The task: Find each line containing the word "Paulo" and report how many there are. Add nothing else.
__________
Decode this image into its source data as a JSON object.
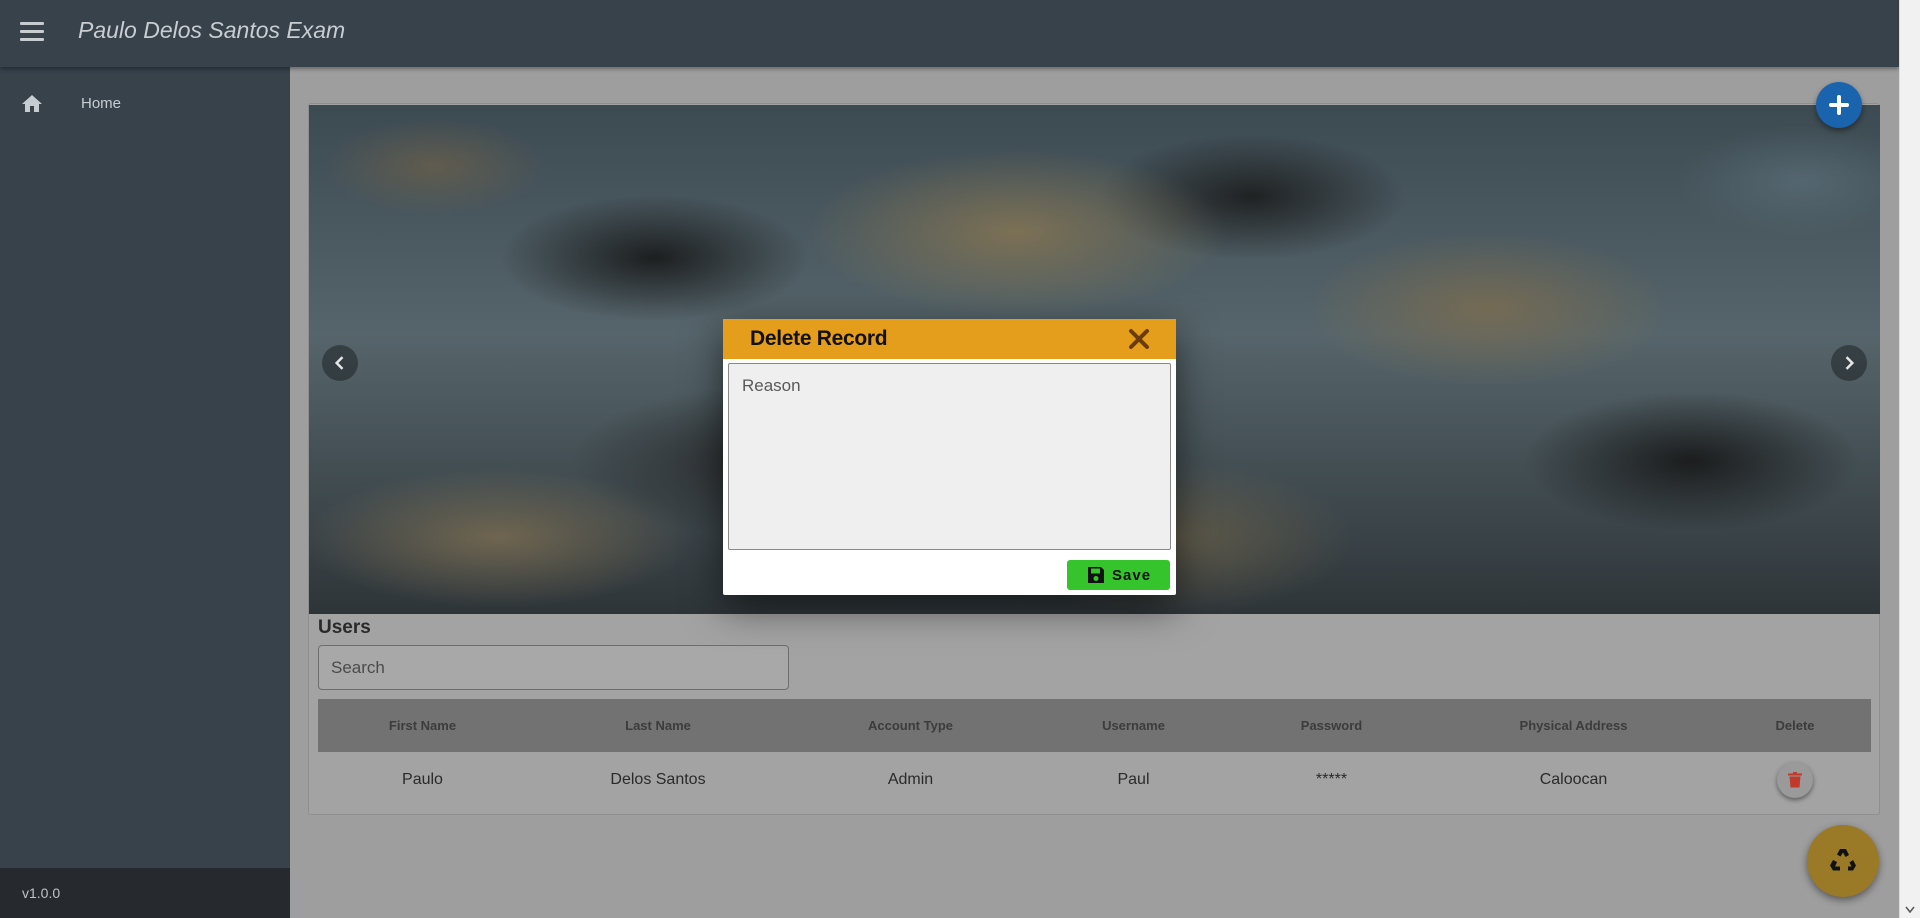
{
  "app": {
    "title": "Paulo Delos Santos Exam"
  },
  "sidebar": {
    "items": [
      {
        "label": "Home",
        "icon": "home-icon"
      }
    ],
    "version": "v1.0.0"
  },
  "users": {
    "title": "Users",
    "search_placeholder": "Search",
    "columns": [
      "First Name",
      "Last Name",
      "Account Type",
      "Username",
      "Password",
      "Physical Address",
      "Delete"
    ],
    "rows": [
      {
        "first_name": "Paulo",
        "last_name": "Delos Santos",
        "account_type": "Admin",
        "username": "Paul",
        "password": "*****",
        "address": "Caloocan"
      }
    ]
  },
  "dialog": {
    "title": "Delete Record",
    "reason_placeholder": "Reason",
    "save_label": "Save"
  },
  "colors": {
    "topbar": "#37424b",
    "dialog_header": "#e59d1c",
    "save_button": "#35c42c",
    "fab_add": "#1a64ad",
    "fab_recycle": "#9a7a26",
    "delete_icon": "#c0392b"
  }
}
__________
Exercise output: 2